**YOUR ASSIGNMENT**
Return every line of the entries that includes the word "zakwaszonym".

=== Begin Enclosure ===

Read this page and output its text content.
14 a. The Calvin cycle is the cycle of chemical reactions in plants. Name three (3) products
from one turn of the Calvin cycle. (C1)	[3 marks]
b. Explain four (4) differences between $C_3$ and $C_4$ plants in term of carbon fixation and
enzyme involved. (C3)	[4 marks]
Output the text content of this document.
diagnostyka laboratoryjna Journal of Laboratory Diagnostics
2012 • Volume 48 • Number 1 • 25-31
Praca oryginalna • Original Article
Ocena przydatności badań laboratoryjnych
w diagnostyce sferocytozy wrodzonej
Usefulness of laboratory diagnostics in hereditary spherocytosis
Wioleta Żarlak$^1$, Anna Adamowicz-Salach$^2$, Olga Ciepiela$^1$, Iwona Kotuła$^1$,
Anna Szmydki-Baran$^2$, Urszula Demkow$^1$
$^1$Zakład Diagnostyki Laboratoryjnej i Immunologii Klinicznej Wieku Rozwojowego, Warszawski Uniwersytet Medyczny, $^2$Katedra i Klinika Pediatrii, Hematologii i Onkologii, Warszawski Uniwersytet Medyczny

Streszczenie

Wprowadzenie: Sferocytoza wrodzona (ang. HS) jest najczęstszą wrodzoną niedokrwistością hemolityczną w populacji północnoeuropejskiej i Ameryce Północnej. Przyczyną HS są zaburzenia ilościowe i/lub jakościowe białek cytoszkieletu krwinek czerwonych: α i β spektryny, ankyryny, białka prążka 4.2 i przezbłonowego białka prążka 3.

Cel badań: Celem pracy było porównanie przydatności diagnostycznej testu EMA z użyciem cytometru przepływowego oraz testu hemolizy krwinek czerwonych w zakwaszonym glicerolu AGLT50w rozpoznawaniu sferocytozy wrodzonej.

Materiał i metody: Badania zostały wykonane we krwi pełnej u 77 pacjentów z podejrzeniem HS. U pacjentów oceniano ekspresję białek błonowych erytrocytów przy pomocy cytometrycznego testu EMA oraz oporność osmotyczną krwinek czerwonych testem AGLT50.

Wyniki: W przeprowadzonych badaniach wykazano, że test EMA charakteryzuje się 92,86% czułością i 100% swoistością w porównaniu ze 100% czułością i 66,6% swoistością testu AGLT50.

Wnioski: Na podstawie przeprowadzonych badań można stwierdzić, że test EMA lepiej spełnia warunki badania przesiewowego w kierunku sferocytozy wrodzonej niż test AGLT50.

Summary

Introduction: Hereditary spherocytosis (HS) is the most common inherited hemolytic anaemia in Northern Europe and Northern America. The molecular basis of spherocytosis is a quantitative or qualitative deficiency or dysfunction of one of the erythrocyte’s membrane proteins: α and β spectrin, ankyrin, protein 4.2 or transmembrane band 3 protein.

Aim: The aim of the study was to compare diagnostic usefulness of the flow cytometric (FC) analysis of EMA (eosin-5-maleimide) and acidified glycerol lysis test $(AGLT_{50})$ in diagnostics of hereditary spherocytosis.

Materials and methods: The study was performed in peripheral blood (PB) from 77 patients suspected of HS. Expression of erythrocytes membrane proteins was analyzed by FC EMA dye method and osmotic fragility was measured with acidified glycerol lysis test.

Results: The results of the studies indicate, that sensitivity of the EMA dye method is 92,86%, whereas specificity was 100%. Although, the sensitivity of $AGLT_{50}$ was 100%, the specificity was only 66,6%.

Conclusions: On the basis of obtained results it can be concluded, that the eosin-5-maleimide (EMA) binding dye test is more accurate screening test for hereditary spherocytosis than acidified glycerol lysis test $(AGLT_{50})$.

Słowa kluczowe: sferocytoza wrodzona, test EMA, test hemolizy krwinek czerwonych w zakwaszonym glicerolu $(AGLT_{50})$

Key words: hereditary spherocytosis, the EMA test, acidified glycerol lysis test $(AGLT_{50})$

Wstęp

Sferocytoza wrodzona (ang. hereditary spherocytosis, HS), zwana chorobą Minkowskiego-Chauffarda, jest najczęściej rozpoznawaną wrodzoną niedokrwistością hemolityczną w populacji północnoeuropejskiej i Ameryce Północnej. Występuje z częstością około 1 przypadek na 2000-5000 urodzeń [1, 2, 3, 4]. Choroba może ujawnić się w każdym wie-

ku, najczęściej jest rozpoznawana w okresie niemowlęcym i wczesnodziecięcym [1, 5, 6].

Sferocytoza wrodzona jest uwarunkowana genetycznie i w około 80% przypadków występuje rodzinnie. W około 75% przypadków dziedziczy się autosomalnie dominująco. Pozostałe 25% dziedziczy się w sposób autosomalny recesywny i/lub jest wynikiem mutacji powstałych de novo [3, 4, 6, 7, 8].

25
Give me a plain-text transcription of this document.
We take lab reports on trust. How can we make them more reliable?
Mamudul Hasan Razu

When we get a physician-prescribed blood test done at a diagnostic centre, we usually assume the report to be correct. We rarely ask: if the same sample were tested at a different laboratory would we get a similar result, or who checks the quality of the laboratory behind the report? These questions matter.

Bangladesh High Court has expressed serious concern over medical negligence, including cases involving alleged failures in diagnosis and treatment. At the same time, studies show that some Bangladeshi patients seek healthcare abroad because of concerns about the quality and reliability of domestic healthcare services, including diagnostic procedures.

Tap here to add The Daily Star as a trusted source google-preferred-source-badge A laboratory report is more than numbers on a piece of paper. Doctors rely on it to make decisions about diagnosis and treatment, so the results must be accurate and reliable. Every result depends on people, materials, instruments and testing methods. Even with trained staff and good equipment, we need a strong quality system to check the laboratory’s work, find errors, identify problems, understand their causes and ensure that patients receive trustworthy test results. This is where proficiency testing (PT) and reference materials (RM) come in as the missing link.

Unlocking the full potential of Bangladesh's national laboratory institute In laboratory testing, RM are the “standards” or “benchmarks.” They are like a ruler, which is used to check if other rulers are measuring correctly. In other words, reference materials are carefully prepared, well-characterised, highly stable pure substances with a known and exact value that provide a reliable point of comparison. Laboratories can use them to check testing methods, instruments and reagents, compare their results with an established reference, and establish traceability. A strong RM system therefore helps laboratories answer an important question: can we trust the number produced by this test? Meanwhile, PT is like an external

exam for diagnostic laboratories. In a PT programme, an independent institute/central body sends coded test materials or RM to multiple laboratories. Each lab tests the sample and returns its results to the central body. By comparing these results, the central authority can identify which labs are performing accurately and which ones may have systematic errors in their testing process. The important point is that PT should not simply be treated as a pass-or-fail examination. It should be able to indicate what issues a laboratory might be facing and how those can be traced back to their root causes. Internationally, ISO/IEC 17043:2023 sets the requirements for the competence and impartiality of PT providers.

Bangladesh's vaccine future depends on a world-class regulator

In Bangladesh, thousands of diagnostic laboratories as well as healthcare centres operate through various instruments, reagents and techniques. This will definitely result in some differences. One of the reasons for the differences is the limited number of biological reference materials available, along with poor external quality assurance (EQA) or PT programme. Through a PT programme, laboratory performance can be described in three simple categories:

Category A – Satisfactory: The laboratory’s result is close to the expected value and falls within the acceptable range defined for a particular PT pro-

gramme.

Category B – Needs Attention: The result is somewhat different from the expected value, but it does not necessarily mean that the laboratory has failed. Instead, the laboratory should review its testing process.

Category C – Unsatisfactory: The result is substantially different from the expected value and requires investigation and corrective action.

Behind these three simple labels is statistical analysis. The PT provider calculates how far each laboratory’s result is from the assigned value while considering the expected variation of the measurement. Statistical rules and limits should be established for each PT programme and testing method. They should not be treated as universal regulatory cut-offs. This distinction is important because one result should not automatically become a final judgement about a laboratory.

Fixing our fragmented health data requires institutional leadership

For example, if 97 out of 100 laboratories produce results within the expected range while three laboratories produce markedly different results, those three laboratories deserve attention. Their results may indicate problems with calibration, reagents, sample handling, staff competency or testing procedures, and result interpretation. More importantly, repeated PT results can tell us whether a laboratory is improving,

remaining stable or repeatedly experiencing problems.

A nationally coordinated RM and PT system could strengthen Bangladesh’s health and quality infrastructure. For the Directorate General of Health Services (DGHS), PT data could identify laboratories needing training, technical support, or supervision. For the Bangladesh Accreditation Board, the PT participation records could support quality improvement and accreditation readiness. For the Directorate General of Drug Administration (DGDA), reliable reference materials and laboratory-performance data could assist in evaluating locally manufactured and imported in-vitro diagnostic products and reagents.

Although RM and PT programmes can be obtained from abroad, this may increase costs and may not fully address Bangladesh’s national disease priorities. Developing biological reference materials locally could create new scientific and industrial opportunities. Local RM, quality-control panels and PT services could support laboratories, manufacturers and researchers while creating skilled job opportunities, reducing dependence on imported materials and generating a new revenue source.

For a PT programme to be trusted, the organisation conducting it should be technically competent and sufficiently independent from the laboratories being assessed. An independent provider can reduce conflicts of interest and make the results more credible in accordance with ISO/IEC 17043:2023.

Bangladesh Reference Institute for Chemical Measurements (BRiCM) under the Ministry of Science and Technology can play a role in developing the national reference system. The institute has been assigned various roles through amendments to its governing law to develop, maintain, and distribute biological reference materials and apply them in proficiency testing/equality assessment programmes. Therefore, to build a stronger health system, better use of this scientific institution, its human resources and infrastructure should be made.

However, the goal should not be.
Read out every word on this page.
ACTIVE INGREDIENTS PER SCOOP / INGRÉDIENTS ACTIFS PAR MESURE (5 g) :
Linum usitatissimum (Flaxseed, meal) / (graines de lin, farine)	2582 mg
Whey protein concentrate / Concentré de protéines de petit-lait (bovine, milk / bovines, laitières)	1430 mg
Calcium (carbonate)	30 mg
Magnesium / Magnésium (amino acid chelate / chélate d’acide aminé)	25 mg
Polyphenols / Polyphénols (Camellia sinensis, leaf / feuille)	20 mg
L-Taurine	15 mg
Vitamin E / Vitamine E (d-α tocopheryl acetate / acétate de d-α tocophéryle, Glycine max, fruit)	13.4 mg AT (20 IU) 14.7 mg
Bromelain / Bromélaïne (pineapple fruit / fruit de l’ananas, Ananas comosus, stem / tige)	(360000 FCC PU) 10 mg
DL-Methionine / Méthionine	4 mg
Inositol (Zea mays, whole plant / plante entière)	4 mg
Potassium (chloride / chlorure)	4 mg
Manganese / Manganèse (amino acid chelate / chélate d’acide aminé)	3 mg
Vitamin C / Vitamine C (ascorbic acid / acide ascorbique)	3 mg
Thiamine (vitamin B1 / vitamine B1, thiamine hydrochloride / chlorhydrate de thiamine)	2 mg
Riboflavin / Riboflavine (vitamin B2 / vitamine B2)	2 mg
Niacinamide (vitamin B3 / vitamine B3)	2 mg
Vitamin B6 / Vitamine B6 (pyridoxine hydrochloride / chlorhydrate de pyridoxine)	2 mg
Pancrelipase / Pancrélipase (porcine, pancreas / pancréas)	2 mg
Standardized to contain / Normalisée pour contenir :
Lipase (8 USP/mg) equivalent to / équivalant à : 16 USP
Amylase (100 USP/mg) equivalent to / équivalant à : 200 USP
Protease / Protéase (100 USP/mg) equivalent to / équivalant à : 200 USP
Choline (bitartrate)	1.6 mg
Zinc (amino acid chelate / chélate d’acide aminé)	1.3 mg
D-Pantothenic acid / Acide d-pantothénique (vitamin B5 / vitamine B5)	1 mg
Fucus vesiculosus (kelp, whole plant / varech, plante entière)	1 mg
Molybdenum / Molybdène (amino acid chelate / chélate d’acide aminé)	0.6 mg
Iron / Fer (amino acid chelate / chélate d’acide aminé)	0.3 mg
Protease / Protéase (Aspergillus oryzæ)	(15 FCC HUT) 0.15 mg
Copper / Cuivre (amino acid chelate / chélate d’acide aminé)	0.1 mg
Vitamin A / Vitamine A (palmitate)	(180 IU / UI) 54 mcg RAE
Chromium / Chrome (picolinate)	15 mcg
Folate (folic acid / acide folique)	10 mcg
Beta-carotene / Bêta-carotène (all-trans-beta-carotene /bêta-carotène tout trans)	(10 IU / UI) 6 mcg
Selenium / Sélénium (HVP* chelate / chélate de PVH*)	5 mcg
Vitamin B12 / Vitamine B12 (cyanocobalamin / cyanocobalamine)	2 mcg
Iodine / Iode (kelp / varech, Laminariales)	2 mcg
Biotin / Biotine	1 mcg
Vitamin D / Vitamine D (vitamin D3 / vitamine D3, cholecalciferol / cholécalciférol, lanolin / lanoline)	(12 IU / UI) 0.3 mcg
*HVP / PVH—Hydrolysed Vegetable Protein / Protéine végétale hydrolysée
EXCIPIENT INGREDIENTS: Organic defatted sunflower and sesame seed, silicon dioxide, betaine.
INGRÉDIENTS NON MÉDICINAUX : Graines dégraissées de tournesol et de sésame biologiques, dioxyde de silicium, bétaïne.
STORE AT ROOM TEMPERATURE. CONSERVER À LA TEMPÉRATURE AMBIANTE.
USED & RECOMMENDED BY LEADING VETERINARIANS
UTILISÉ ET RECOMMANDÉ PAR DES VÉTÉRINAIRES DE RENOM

=== End Enclosure ===

**YOUR SOLUTION**
Cel badań: Celem pracy było porównanie przydatności diagnostycznej testu EMA z użyciem cytometru przepływowego oraz testu hemolizy krwinek czerwonych w zakwaszonym glicerolu AGLT50w rozpoznawaniu sferocytozy wrodzonej.
Słowa kluczowe: sferocytoza wrodzona, test EMA, test hemolizy krwinek czerwonych w zakwaszonym glicerolu $(AGLT_{50})$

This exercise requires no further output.